→ Work to be completed
A faithful transcription of all the data is required.

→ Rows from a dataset
···

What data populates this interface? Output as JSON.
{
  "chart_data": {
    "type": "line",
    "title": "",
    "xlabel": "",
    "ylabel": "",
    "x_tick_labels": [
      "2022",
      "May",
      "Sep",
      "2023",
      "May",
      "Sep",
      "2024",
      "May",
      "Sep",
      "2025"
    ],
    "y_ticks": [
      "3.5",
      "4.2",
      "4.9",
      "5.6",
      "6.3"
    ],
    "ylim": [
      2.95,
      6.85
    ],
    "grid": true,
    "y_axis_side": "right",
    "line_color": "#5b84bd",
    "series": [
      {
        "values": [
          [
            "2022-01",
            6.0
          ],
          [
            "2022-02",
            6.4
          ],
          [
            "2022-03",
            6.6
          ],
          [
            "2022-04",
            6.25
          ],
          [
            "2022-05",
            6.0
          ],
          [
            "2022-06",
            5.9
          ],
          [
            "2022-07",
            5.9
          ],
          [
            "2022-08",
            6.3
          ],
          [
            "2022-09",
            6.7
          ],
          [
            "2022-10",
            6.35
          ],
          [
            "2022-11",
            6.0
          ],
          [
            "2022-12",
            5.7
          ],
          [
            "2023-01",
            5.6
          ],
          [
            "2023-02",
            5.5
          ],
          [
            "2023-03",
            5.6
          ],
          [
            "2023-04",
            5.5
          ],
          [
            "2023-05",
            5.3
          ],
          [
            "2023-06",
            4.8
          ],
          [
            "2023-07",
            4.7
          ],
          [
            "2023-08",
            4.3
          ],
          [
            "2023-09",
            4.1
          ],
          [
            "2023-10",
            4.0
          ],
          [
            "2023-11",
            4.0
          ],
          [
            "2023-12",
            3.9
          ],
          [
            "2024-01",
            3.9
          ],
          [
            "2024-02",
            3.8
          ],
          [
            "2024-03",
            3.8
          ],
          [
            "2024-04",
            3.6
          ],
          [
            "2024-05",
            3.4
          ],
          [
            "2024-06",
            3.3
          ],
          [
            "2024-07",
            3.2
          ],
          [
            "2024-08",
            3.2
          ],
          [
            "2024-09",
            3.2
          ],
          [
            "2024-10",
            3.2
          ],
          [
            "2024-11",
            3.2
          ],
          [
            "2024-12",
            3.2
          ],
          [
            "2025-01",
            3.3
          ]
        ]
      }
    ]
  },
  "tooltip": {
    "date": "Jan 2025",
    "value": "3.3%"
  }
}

···

→ Answer to this exercise
What data populates this interface? Output as JSON.
{
  "chart_data": {
    "type": "line",
    "title": "",
    "xlabel": "",
    "ylabel": "",
    "x_tick_labels": [
      "2022",
      "May",
      "Sep",
      "2023",
      "May",
      "Sep",
      "2024",
      "May",
      "Sep",
      "2025"
    ],
    "y_ticks": [
      "3.5",
      "4.2",
      "4.9",
      "5.6",
      "6.3"
    ],
    "ylim": [
      2.95,
      6.85
    ],
    "grid": true,
    "y_axis_side": "right",
    "line_color": "#5b84bd",
    "series": [
      {
        "values": [
          [
            "2022-01",
            6.0
          ],
          [
            "2022-02",
            6.4
          ],
          [
            "2022-03",
            6.6
          ],
          [
            "2022-04",
            6.25
          ],
          [
            "2022-05",
            6.0
          ],
          [
            "2022-06",
            5.9
          ],
          [
            "2022-07",
            5.9
          ],
          [
            "2022-08",
            6.3
          ],
          [
            "2022-09",
            6.7
          ],
          [
            "2022-10",
            6.35
          ],
          [
            "2022-11",
            6.0
          ],
          [
            "2022-12",
            5.7
          ],
          [
            "2023-01",
            5.6
          ],
          [
            "2023-02",
            5.5
          ],
          [
            "2023-03",
            5.6
          ],
          [
            "2023-04",
            5.5
          ],
          [
            "2023-05",
            5.3
          ],
          [
            "2023-06",
            4.8
          ],
          [
            "2023-07",
            4.7
          ],
          [
            "2023-08",
            4.3
          ],
          [
            "2023-09",
            4.1
          ],
          [
            "2023-10",
            4.0
          ],
          [
            "2023-11",
            4.0
          ],
          [
            "2023-12",
            3.9
          ],
          [
            "2024-01",
            3.9
          ],
          [
            "2024-02",
            3.8
          ],
          [
            "2024-03",
            3.8
          ],
          [
            "2024-04",
            3.6
          ],
          [
            "2024-05",
            3.4
          ],
          [
            "2024-06",
            3.3
          ],
          [
            "2024-07",
            3.2
          ],
          [
            "2024-08",
            3.2
          ],
          [
            "2024-09",
            3.2
          ],
          [
            "2024-10",
            3.2
          ],
          [
            "2024-11",
            3.2
          ],
          [
            "2024-12",
            3.2
          ],
          [
            "2025-01",
            3.3
          ]
        ]
      }
    ]
  },
  "tooltip": {
    "date": "Jan 2025",
    "value": "3.3%"
  }
}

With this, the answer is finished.